■ **TAREAS OBLIGATORIAS**
1. Según el texto de estudio, ¿adónde volvimos a resguardarnos?
2. Enumera todo aquello con lo que, según el texto de estudio, hurgamos en los hechos cotidianos.
3. Copia literalmente el fragmento del texto de estudio que va desde "Hurgamos con las" hasta "que fuera vivenciado.", ambos incluidos.

■ **TEXTO DE ESTUDIO**
━━━
Hurgamos con las manos, los gestos, el vocablo y la memoria en los hechos cotidianos que se derrumbaron con la ausencia de lo que se había impuesto como “normalidad”, cada cosa que nos alejaba de ese transcurrir conocido parecía arrojarnos a un vacío, que, aunque no era tal, así permitimos que fuera vivenciado.
Aquello que volvió a la humanidad irritable seguramente sea difícil de rastrear y determinar con exactitud, pero los siglos y sus épocas dan cuenta de que esa característica fue perfeccionada. Por ello, una crisis como la que transcurre hoy solo pone las violencias en la vidriera de la pausa impuesta y de la pausa concedida. ¿Esto somos? La nueva peste apesta, pero esto no es un emergente, ya convivía con nosotros como pandemia silenciosa y silenciada.
Volvimos a la caverna a resguardarnos, como antes, pero distintos. Sin embargo, descubrimos que el refugio ya no alcanzaba para eso.
Sentirse a salvo no era posible solo por estar encerrados. Porque quien más o quien menos había descubierto que ya no se trataba de acumular cosas, alimentos, cuidar las crías o crear algo de arte en “los muros” de cada caverna, haber visto la luz más allá de las sombras no tendría retorno. Y por eso lo incómodo, por eso lo inquieto, por eso los nuevos malestares.
Esto es un tragedia común y compartida, y pese a ello lo individual sigue primando. No se sale de esto con gestos lastimados ni gestos lastimosos. Se sale de esto para ser mejores, para un todo colectivo.
━━━
■ **DATOS EXTRAÍDOS**

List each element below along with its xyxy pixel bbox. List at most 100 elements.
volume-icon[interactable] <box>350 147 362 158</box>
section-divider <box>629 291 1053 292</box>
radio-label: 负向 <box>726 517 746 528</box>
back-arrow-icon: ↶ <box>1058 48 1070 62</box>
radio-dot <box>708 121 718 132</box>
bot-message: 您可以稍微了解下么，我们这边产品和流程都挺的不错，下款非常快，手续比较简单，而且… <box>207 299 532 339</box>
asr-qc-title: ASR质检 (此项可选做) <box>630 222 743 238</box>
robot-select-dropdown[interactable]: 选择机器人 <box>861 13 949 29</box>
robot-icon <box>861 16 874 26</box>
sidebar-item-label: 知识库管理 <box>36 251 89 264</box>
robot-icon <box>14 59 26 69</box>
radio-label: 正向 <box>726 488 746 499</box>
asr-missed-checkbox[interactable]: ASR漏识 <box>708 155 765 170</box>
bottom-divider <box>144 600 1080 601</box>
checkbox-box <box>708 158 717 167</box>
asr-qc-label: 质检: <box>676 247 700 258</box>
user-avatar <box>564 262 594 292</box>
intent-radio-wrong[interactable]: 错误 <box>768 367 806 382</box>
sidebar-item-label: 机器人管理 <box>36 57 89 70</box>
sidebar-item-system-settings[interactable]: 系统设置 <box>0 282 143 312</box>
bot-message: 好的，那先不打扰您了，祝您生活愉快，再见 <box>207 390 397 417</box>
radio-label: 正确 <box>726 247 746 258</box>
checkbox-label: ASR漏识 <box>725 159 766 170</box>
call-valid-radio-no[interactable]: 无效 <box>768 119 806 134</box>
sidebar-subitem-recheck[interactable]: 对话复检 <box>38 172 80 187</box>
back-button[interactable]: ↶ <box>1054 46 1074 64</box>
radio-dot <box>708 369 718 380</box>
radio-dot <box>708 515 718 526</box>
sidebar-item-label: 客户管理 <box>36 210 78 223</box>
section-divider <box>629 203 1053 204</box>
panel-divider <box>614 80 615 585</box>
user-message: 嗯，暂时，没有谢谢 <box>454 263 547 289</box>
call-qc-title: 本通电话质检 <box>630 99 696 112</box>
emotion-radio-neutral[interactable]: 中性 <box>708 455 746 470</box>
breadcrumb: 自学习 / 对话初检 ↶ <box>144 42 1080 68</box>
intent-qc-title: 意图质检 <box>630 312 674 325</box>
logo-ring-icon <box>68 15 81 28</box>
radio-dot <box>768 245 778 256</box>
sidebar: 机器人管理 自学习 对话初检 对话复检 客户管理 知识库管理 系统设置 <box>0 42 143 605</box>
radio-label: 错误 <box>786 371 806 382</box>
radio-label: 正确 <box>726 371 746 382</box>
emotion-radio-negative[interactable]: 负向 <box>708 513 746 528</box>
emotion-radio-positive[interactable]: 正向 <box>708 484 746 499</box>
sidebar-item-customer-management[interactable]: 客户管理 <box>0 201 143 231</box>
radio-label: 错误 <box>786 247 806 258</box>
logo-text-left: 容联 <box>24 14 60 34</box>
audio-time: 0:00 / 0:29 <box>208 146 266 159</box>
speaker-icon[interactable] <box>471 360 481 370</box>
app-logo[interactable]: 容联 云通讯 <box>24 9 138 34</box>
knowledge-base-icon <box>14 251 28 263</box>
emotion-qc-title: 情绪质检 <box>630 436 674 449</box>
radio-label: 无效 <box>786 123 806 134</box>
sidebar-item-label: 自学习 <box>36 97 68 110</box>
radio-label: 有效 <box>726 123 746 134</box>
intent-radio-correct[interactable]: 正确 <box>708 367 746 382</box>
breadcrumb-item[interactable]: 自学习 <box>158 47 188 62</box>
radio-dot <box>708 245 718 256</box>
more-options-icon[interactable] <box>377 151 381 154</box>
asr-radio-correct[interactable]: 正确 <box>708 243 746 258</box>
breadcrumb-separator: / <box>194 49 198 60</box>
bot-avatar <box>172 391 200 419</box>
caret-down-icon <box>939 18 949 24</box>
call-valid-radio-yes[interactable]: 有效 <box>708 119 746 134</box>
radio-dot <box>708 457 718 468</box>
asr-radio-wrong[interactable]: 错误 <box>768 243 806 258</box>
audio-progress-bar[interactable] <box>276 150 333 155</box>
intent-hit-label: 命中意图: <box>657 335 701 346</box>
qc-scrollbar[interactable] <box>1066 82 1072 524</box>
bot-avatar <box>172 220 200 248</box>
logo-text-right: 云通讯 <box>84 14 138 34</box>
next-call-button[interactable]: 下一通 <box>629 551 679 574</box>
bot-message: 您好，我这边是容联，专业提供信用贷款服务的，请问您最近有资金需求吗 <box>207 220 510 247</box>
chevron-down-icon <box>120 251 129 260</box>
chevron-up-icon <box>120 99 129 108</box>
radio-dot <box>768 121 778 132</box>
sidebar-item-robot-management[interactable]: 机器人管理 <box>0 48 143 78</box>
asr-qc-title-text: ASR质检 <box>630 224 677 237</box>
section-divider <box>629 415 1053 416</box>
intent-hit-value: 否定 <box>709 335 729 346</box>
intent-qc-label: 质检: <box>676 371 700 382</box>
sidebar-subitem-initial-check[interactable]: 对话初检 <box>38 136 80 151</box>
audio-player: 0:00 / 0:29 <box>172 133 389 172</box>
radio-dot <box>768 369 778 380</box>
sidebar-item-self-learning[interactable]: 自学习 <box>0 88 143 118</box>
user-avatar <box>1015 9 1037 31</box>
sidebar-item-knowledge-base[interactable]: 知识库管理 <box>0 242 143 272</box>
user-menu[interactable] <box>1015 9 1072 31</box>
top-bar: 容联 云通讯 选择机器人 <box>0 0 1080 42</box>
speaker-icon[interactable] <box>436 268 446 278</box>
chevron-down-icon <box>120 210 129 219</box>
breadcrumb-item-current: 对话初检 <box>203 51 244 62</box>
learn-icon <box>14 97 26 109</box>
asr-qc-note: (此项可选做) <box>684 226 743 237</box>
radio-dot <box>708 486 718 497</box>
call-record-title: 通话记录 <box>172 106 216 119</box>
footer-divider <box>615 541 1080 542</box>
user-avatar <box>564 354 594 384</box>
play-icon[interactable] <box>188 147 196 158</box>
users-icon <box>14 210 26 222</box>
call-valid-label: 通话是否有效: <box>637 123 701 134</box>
━━━
■ **RESPUESTAS POR TAREA**
1. A la caverna.

2. Las manos, los gestos, el vocablo y la memoria.

3.
Hurgamos con las manos, los gestos, el vocablo y la memoria en los hechos cotidianos que se derrumbaron con la ausencia de lo que se había impuesto como “normalidad”, cada cosa que nos alejaba de ese transcurrir conocido parecía arrojarnos a un vacío, que, aunque no era tal, así permitimos que fuera vivenciado.